[Raw records]
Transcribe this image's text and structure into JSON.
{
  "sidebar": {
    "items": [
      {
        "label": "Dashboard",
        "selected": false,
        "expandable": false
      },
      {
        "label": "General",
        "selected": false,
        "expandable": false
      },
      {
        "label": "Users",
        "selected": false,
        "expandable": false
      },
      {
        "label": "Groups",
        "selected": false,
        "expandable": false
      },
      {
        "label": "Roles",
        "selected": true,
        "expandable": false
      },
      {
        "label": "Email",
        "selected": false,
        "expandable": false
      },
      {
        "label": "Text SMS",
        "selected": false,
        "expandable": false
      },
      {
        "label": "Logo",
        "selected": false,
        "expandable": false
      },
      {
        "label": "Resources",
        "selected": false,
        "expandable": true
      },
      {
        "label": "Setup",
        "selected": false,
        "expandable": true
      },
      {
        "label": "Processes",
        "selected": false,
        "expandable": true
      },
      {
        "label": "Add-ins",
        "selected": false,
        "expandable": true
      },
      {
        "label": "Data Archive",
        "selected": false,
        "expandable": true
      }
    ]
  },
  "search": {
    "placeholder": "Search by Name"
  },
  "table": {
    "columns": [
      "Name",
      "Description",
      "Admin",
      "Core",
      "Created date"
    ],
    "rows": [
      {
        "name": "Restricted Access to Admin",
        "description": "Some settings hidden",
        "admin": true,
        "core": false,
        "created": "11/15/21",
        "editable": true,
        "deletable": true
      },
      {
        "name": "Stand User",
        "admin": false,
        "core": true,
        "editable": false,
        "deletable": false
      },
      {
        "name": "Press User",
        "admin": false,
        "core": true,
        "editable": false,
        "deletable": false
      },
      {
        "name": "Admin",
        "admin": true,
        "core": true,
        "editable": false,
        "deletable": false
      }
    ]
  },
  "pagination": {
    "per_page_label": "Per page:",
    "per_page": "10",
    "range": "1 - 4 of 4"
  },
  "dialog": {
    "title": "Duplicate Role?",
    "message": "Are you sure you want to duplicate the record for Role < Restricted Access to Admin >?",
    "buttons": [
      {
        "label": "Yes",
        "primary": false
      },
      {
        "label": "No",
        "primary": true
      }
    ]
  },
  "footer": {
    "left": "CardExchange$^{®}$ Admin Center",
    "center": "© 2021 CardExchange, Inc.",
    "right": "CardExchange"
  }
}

> _What you should do_
Each of the records should be retyped exactly.

> _Output for this exercise_
Transcribe this image's text and structure into JSON.
{
  "sidebar": {
    "items": [
      {
        "label": "Dashboard",
        "selected": false,
        "expandable": false
      },
      {
        "label": "General",
        "selected": false,
        "expandable": false
      },
      {
        "label": "Users",
        "selected": false,
        "expandable": false
      },
      {
        "label": "Groups",
        "selected": false,
        "expandable": false
      },
      {
        "label": "Roles",
        "selected": true,
        "expandable": false
      },
      {
        "label": "Email",
        "selected": false,
        "expandable": false
      },
      {
        "label": "Text SMS",
        "selected": false,
        "expandable": false
      },
      {
        "label": "Logo",
        "selected": false,
        "expandable": false
      },
      {
        "label": "Resources",
        "selected": false,
        "expandable": true
      },
      {
        "label": "Setup",
        "selected": false,
        "expandable": true
      },
      {
        "label": "Processes",
        "selected": false,
        "expandable": true
      },
      {
        "label": "Add-ins",
        "selected": false,
        "expandable": true
      },
      {
        "label": "Data Archive",
        "selected": false,
        "expandable": true
      }
    ]
  },
  "search": {
    "placeholder": "Search by Name"
  },
  "table": {
    "columns": [
      "Name",
      "Description",
      "Admin",
      "Core",
      "Created date"
    ],
    "rows": [
      {
        "name": "Restricted Access to Admin",
        "description": "Some settings hidden",
        "admin": true,
        "core": false,
        "created": "11/15/21",
        "editable": true,
        "deletable": true
      },
      {
        "name": "Stand User",
        "admin": false,
        "core": true,
        "editable": false,
        "deletable": false
      },
      {
        "name": "Press User",
        "admin": false,
        "core": true,
        "editable": false,
        "deletable": false
      },
      {
        "name": "Admin",
        "admin": true,
        "core": true,
        "editable": false,
        "deletable": false
      }
    ]
  },
  "pagination": {
    "per_page_label": "Per page:",
    "per_page": "10",
    "range": "1 - 4 of 4"
  },
  "dialog": {
    "title": "Duplicate Role?",
    "message": "Are you sure you want to duplicate the record for Role < Restricted Access to Admin >?",
    "buttons": [
      {
        "label": "Yes",
        "primary": false
      },
      {
        "label": "No",
        "primary": true
      }
    ]
  },
  "footer": {
    "left": "CardExchange$^{®}$ Admin Center",
    "center": "© 2021 CardExchange, Inc.",
    "right": "CardExchange"
  }
}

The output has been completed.